PROBLEM TO SOLVE — Every line that contains the word "Switch" should be copied out.

◇ ◇ ◇ ◇ ◇

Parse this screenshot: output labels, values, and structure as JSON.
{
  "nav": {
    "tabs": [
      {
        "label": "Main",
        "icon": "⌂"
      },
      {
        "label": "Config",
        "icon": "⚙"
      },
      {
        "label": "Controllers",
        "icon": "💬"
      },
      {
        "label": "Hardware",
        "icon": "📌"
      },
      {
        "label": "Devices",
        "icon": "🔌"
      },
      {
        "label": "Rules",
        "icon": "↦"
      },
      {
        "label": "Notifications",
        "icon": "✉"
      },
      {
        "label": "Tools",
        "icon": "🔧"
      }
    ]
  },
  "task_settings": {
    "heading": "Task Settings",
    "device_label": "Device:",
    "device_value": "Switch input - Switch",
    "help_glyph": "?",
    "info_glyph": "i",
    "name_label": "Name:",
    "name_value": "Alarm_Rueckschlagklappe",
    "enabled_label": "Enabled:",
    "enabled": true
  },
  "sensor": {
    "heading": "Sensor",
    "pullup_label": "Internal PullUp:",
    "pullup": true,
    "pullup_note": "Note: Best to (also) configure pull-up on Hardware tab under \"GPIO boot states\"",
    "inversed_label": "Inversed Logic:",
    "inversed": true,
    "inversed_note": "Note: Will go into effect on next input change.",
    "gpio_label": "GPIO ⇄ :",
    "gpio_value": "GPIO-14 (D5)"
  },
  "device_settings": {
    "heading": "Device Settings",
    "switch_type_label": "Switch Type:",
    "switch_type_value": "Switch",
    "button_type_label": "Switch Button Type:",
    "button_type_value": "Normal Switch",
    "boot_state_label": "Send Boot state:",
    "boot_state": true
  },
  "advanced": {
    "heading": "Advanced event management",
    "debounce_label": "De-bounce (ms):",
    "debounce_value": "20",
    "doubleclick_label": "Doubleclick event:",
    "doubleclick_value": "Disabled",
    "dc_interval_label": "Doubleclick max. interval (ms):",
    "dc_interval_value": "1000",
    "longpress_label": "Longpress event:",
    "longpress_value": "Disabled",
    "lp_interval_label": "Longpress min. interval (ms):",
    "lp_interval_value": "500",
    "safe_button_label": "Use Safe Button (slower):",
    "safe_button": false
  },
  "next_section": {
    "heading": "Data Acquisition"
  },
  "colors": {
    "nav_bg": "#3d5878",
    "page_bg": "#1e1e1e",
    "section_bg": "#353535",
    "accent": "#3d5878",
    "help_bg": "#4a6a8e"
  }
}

◇ ◇ ◇ ◇ ◇

THE OUTPUT —
    "device_value": "Switch input - Switch",
    "switch_type_label": "Switch Type:",
    "switch_type_value": "Switch",
    "button_type_label": "Switch Button Type:",
    "button_type_value": "Normal Switch",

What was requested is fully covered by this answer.